**Given records**.
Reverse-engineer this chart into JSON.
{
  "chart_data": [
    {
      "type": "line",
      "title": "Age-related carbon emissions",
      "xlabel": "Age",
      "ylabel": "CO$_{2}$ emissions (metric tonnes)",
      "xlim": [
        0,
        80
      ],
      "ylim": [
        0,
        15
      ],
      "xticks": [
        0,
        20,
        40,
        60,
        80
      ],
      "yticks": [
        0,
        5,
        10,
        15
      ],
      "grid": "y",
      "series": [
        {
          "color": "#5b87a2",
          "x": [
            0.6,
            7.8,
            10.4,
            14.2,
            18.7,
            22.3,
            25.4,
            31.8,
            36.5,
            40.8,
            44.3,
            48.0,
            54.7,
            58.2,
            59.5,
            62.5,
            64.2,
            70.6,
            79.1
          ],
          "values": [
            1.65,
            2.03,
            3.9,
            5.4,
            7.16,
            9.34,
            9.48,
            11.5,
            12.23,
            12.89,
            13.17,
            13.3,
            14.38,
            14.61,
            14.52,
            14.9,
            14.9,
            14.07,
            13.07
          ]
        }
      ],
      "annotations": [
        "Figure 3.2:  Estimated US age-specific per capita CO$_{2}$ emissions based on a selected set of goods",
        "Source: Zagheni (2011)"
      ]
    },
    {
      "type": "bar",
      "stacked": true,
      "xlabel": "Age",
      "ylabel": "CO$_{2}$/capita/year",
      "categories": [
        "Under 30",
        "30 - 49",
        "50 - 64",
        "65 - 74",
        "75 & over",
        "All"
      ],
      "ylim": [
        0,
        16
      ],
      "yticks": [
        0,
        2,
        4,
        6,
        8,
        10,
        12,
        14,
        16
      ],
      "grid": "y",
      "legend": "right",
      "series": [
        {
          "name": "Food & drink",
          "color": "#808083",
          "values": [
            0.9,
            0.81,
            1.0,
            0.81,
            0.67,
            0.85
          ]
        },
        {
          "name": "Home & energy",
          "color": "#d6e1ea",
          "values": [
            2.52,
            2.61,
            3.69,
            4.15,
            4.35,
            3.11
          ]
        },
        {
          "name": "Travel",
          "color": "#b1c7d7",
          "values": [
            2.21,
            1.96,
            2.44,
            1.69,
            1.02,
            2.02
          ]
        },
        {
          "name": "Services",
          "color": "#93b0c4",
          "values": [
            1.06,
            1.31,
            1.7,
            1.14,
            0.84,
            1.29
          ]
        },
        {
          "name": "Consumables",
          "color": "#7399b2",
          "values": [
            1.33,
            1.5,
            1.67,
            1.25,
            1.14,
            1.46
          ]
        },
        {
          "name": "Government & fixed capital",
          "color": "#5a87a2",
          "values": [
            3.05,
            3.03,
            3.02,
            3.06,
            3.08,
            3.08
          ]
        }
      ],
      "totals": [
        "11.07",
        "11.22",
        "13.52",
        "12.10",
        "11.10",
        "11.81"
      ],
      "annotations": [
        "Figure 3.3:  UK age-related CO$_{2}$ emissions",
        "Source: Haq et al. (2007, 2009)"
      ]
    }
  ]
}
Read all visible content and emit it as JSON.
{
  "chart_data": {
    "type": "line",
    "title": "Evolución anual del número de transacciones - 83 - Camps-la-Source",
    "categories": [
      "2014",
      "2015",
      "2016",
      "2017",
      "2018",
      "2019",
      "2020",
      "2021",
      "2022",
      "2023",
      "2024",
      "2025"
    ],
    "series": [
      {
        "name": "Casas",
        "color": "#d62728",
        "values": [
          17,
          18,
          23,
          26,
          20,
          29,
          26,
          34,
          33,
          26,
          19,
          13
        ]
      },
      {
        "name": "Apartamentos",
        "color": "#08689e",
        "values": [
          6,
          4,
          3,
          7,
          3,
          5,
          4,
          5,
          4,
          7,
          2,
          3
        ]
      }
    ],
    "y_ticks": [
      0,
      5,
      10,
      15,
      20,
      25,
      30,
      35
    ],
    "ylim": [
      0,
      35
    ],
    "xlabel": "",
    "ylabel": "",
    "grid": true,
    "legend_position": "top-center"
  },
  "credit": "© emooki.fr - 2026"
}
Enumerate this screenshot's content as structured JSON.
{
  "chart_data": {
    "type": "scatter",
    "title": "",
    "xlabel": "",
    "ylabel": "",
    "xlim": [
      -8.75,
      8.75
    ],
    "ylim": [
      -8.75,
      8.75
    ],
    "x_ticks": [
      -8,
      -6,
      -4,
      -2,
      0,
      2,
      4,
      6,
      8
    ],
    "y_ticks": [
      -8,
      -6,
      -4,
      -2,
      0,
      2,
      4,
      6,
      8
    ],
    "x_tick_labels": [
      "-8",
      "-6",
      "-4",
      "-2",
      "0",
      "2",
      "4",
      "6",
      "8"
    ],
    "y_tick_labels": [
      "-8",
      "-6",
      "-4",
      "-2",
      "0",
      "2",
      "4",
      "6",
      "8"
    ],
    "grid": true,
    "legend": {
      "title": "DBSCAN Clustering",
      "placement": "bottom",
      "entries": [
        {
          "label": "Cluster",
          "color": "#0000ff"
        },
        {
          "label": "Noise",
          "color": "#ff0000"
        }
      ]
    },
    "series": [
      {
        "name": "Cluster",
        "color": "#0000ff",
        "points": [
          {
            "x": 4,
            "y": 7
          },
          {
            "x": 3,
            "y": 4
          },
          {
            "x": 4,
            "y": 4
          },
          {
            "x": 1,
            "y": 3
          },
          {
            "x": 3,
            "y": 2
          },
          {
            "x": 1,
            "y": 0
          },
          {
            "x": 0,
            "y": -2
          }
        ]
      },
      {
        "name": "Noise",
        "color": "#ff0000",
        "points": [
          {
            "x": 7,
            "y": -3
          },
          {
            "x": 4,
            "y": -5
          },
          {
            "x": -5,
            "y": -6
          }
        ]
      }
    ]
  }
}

**Task goal**. Show all lines in the entries above where the string "ylabel" appears.

**Solution to this task**.
      "ylabel": "CO$_{2}$ emissions (metric tonnes)",
      "ylabel": "CO$_{2}$/capita/year",
    "ylabel": "",
    "ylabel": "",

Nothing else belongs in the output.